— START —

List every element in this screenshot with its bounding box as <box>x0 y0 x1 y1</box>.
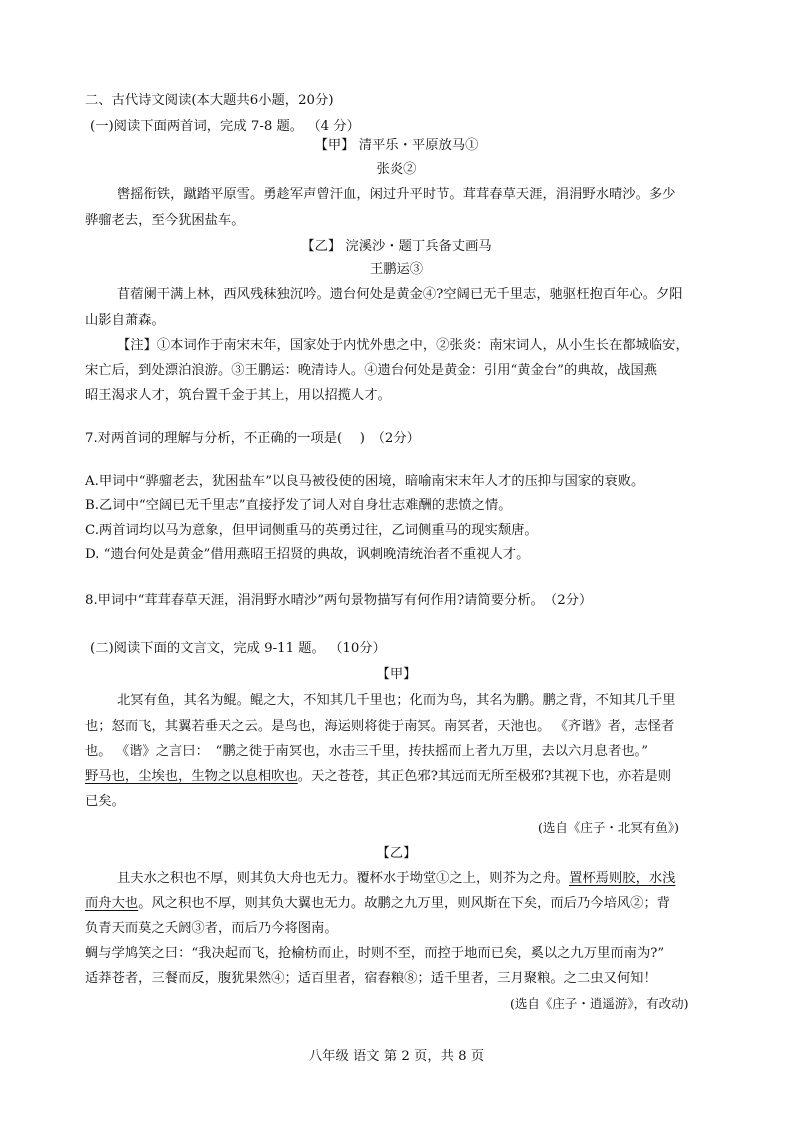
q7-option-b: B.乙词中“空阔已无千里志”直接抒发了词人对自身壮志难酬的悲愤之情。 <box>85 498 512 513</box>
text-a-line-5: 已矣。 <box>85 794 125 809</box>
q7-option-c: C.两首词均以马为意象，但甲词侧重马的英勇过往，乙词侧重马的现实颓唐。 <box>85 523 538 538</box>
note-line-3: 昭王渴求人才，筑台置千金于其上，用以招揽人才。 <box>85 388 391 403</box>
note-line-2: 宋亡后，到处漂泊浪游。③王鹏运：晚清诗人。④遗台何处是黄金：引用“黄金台”的典故，战国燕 <box>85 363 658 378</box>
poem-a-line-1: 辔摇衔铁，蹴踏平原雪。勇趁军声曾汗血，闲过升平时节。茸茸春草天涯，涓涓野水晴沙。多少 <box>117 187 676 202</box>
text-a-source: (选自《庄子・北冥有鱼》) <box>538 820 680 835</box>
question-8-stem: 8.甲词中“茸茸春草天涯，涓涓野水晴沙”两句景物描写有何作用?请简要分析。 （2分） <box>85 593 593 608</box>
underlined-phrase: 而舟大也 <box>85 896 139 911</box>
poem-b-line-2: 山影自萧森。 <box>85 313 165 328</box>
text-a-line-4: 野马也，尘埃也，生物之以息相吹也。天之苍苍，其正色邪?其远而无所至极邪?其视下也，亦若是则 <box>85 769 672 784</box>
text-a-label: 【甲】 <box>376 667 417 682</box>
text-b-line-5: 适莽苍者，三餐而反，腹犹果然④；适百里者，宿舂粮⑧；适千里者，三月聚粮。之二虫又何知！ <box>85 971 657 986</box>
text-b-line-4: 蜩与学鸠笑之曰：“我决起而飞，抢榆枋而止，时则不至，而控于地而已矣，奚以之九万里而南为?” <box>85 946 665 961</box>
poem-b-line-1: 苜蓿阑干满上林，西风残秣独沉吟。遗台何处是黄金④?空阔已无千里志，驰驱枉抱百年心。夕阳 <box>117 287 683 302</box>
underlined-phrase: 野马也，尘埃也，生物之以息相吹也 <box>85 769 298 784</box>
text-b-label: 【乙】 <box>376 846 417 861</box>
poem-b-author: 王鹏运③ <box>369 262 424 277</box>
section-title: 二、古代诗文阅读(本大题共6小题，20分) <box>85 93 334 108</box>
text-a-line-1: 北冥有鱼，其名为鲲。鲲之大，不知其几千里也；化而为鸟，其名为鹏。鹏之背，不知其几千里 <box>117 693 676 708</box>
text-b-line-2: 而舟大也。风之积也不厚，则其负大翼也无力。故鹏之九万里，则风斯在下矣，而后乃今培风②；背 <box>85 896 671 911</box>
poem-a-author: 张炎② <box>376 162 417 177</box>
underlined-phrase: 置杯焉则胶，水浅 <box>569 871 676 886</box>
poem-b-title: 【乙】 浣溪沙・题丁兵备丈画马 <box>301 239 492 254</box>
page-footer: 八年级 语文 第 2 页，共 8 页 <box>308 1049 485 1064</box>
text-b-source: (选自《庄子・逍遥游》，有改动) <box>510 996 689 1011</box>
text-a-line-2: 也；怒而飞，其翼若垂天之云。是鸟也，海运则将徙于南冥。南冥者，天池也。 《齐谐》者，志怪者 <box>85 719 675 734</box>
note-line-1: 【注】①本词作于南宋末年，国家处于内忧外患之中，②张炎：南宋词人，从小生长在都城临安， <box>117 338 689 353</box>
part1-instruction: (一)阅读下面两首词，完成 7-8 题。 （4 分） <box>90 119 360 134</box>
text-a-line-3: 也。 《谐》之言曰： “鹏之徙于南冥也，水击三千里，抟扶摇而上者九万里，去以六月息者也。” <box>85 744 648 759</box>
question-7-stem: 7.对两首词的理解与分析，不正确的一项是( ) （2分） <box>85 431 420 446</box>
part2-instruction: (二)阅读下面的文言文，完成 9-11 题。 （10分） <box>90 641 386 656</box>
poem-a-title: 【甲】 清平乐・平原放马① <box>314 138 479 153</box>
text-b-line-1: 且夫水之积也不厚，则其负大舟也无力。覆杯水于坳堂①之上，则芥为之舟。置杯焉则胶，水浅 <box>117 871 676 886</box>
q7-option-d: D. “遗台何处是黄金”借用燕昭王招贤的典故，讽刺晚清统治者不重视人才。 <box>85 547 530 562</box>
q7-option-a: A.甲词中“骅骝老去，犹困盐车”以良马被役使的困境，暗喻南宋末年人才的压抑与国家的衰败。 <box>85 474 645 489</box>
text-b-line-3: 负青天而莫之夭阏③者，而后乃今将图南。 <box>85 921 338 936</box>
poem-a-line-2: 骅骝老去，至今犹困盐车。 <box>85 213 245 228</box>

— END —

▸ Stated goal
Please rewrite all the records above, putting "marked-phrase" wherever "underlined-phrase" appears and changing nothing else. Leave the pictures out.

▸ Written answer
List every element in this screenshot with its bounding box as <box>x0 y0 x1 y1</box>.
q7-option-b: B.乙词中“空阔已无千里志”直接抒发了词人对自身壮志难酬的悲愤之情。 <box>85 498 512 513</box>
text-a-line-5: 已矣。 <box>85 794 125 809</box>
q7-option-c: C.两首词均以马为意象，但甲词侧重马的英勇过往，乙词侧重马的现实颓唐。 <box>85 523 538 538</box>
note-line-3: 昭王渴求人才，筑台置千金于其上，用以招揽人才。 <box>85 388 391 403</box>
note-line-2: 宋亡后，到处漂泊浪游。③王鹏运：晚清诗人。④遗台何处是黄金：引用“黄金台”的典故，战国燕 <box>85 363 658 378</box>
poem-a-line-1: 辔摇衔铁，蹴踏平原雪。勇趁军声曾汗血，闲过升平时节。茸茸春草天涯，涓涓野水晴沙。多少 <box>117 187 676 202</box>
text-a-source: (选自《庄子・北冥有鱼》) <box>538 820 680 835</box>
question-8-stem: 8.甲词中“茸茸春草天涯，涓涓野水晴沙”两句景物描写有何作用?请简要分析。 （2分） <box>85 593 593 608</box>
marked-phrase: 而舟大也 <box>85 896 139 911</box>
poem-b-line-2: 山影自萧森。 <box>85 313 165 328</box>
text-a-line-4: 野马也，尘埃也，生物之以息相吹也。天之苍苍，其正色邪?其远而无所至极邪?其视下也，亦若是则 <box>85 769 672 784</box>
text-a-label: 【甲】 <box>376 667 417 682</box>
text-b-line-5: 适莽苍者，三餐而反，腹犹果然④；适百里者，宿舂粮⑧；适千里者，三月聚粮。之二虫又何知！ <box>85 971 657 986</box>
text-b-line-4: 蜩与学鸠笑之曰：“我决起而飞，抢榆枋而止，时则不至，而控于地而已矣，奚以之九万里而南为?” <box>85 946 665 961</box>
poem-b-line-1: 苜蓿阑干满上林，西风残秣独沉吟。遗台何处是黄金④?空阔已无千里志，驰驱枉抱百年心。夕阳 <box>117 287 683 302</box>
marked-phrase: 野马也，尘埃也，生物之以息相吹也 <box>85 769 298 784</box>
text-b-label: 【乙】 <box>376 846 417 861</box>
poem-b-author: 王鹏运③ <box>369 262 424 277</box>
section-title: 二、古代诗文阅读(本大题共6小题，20分) <box>85 93 334 108</box>
text-a-line-1: 北冥有鱼，其名为鲲。鲲之大，不知其几千里也；化而为鸟，其名为鹏。鹏之背，不知其几千里 <box>117 693 676 708</box>
text-b-line-2: 而舟大也。风之积也不厚，则其负大翼也无力。故鹏之九万里，则风斯在下矣，而后乃今培风②；背 <box>85 896 671 911</box>
poem-a-author: 张炎② <box>376 162 417 177</box>
marked-phrase: 置杯焉则胶，水浅 <box>569 871 676 886</box>
poem-b-title: 【乙】 浣溪沙・题丁兵备丈画马 <box>301 239 492 254</box>
page-footer: 八年级 语文 第 2 页，共 8 页 <box>308 1049 485 1064</box>
text-b-source: (选自《庄子・逍遥游》，有改动) <box>510 996 689 1011</box>
text-a-line-2: 也；怒而飞，其翼若垂天之云。是鸟也，海运则将徙于南冥。南冥者，天池也。 《齐谐》者，志怪者 <box>85 719 675 734</box>
note-line-1: 【注】①本词作于南宋末年，国家处于内忧外患之中，②张炎：南宋词人，从小生长在都城临安， <box>117 338 689 353</box>
part1-instruction: (一)阅读下面两首词，完成 7-8 题。 （4 分） <box>90 119 360 134</box>
text-a-line-3: 也。 《谐》之言曰： “鹏之徙于南冥也，水击三千里，抟扶摇而上者九万里，去以六月息者也。” <box>85 744 648 759</box>
question-7-stem: 7.对两首词的理解与分析，不正确的一项是( ) （2分） <box>85 431 420 446</box>
part2-instruction: (二)阅读下面的文言文，完成 9-11 题。 （10分） <box>90 641 386 656</box>
poem-a-title: 【甲】 清平乐・平原放马① <box>314 138 479 153</box>
text-b-line-1: 且夫水之积也不厚，则其负大舟也无力。覆杯水于坳堂①之上，则芥为之舟。置杯焉则胶，水浅 <box>117 871 676 886</box>
q7-option-d: D. “遗台何处是黄金”借用燕昭王招贤的典故，讽刺晚清统治者不重视人才。 <box>85 547 530 562</box>
q7-option-a: A.甲词中“骅骝老去，犹困盐车”以良马被役使的困境，暗喻南宋末年人才的压抑与国家的衰败。 <box>85 474 645 489</box>
text-b-line-3: 负青天而莫之夭阏③者，而后乃今将图南。 <box>85 921 338 936</box>
poem-a-line-2: 骅骝老去，至今犹困盐车。 <box>85 213 245 228</box>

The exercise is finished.